--- Exercise text ---
I’m going and stealing Jay’s idea (who stole it off Brian Duff… but his was for Oracle so obviously doesn’t count :)
So, my five wishes for MySQL Are:
5. Six-monthly release cycles
Getting a release out there takes way too long. There’s a variety of reasons, but seeing the amazing success of other free software projects taking the shorter release cycle, with each release not being too ambitious, I’m pretty convinced.
Although I think our increased use of pushbuild has helped immensely with the general quality of the tree, there’s a lot more that can be done…
4. Much more in depth automated testing
For MySQL Cluster we have (in parts) an insanely detailed test suite… lots of error injection to test failure (or, more importantly, recovery), verifying data, transactional consistency etc. Also, tests that run multiple connections, threads, simultaneous transactions and test the results programatically (comparing strings is generally not very useful… even when it comes to something as simple as IPv4 or IPv6 address!).
Part of getting here is the SoC project I’m mentoring… which should have an output of some utilities for helping write better tests (rather like we have for NDB… but for SQL instead of NDB API).
---
### To do
1. Answer these questions from the post:
(a) What length of release cycle does the post wish for?
(b) Which product does the post say has an insanely detailed test suite in parts?
(c) The utilities from the SoC project are meant to help write better tests for what, instead of NDB API?
2. Write out the post from "Part of getting" to "of NDB API).", copying every word.
Answer using only the post.
--- Record excerpts ---
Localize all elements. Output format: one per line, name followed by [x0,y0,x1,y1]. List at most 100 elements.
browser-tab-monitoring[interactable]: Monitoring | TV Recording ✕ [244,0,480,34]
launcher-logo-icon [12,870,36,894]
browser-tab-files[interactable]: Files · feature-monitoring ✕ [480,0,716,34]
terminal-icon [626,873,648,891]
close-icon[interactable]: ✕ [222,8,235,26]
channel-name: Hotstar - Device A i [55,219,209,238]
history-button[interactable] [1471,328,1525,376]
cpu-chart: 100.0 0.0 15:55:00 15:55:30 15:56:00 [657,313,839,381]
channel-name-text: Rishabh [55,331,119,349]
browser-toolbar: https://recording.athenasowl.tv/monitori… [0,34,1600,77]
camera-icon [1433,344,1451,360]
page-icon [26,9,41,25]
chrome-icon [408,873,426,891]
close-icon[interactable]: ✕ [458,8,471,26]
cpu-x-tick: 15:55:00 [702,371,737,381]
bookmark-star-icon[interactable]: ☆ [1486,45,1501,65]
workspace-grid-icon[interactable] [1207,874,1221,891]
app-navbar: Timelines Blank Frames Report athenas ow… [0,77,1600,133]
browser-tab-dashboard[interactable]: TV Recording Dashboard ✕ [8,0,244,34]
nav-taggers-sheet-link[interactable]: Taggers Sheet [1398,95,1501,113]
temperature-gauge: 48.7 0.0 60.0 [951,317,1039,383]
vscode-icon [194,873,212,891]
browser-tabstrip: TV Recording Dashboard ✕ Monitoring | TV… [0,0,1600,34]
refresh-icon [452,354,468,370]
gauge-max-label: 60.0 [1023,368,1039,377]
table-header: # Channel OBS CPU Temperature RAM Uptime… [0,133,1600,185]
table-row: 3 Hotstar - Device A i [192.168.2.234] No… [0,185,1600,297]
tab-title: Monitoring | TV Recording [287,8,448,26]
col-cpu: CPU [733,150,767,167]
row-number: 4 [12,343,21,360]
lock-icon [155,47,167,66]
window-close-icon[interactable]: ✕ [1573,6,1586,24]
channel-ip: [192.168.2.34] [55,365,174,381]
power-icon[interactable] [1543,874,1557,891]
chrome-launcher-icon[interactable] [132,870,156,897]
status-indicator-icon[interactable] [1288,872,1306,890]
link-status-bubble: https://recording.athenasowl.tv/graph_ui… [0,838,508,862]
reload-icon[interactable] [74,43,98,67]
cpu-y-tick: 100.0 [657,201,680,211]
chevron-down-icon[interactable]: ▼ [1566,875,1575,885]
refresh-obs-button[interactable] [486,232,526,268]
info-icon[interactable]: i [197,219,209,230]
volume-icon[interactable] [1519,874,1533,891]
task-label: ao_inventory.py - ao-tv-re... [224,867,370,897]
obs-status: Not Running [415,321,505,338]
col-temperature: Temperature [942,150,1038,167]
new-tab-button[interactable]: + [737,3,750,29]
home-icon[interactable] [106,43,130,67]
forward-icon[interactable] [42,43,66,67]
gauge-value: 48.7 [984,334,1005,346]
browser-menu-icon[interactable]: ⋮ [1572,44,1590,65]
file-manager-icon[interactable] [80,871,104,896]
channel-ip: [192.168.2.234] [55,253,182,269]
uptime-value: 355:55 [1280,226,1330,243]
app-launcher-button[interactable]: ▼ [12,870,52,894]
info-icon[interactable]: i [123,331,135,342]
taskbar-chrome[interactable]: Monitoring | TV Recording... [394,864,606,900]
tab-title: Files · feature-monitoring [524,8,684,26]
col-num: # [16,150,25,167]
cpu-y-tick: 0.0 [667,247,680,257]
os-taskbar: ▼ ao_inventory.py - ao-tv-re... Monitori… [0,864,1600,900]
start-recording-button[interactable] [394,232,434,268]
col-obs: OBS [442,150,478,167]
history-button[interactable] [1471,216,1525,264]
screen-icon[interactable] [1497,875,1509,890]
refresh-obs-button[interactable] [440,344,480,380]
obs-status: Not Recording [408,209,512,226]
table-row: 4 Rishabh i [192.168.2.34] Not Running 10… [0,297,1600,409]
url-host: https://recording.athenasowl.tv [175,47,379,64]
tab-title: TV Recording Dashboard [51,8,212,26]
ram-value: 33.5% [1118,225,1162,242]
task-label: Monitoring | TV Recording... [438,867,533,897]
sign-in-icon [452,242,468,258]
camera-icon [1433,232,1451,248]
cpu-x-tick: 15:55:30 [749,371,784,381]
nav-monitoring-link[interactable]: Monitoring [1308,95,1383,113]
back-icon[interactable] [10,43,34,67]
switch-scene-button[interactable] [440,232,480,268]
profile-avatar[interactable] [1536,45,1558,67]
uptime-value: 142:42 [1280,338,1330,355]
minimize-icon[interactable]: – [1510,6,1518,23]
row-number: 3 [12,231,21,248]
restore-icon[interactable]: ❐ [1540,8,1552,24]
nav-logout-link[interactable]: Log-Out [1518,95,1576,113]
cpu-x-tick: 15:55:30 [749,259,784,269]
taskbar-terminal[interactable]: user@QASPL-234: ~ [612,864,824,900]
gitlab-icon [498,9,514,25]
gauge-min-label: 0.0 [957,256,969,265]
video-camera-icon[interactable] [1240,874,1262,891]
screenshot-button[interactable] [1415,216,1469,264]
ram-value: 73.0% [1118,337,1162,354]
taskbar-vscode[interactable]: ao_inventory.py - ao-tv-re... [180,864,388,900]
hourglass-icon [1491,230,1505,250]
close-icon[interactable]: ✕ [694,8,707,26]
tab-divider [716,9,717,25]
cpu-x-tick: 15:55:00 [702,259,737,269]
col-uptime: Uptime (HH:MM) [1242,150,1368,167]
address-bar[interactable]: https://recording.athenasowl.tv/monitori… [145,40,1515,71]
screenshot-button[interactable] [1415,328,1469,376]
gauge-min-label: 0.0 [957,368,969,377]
---
### Answers to the exercises
1.
(a) Six-monthly release cycles.
(b) MySQL Cluster.
(c) SQL.

2.
Part of getting here is the SoC project I’m mentoring… which should have an output of some utilities for helping write better tests (rather like we have for NDB… but for SQL instead of NDB API).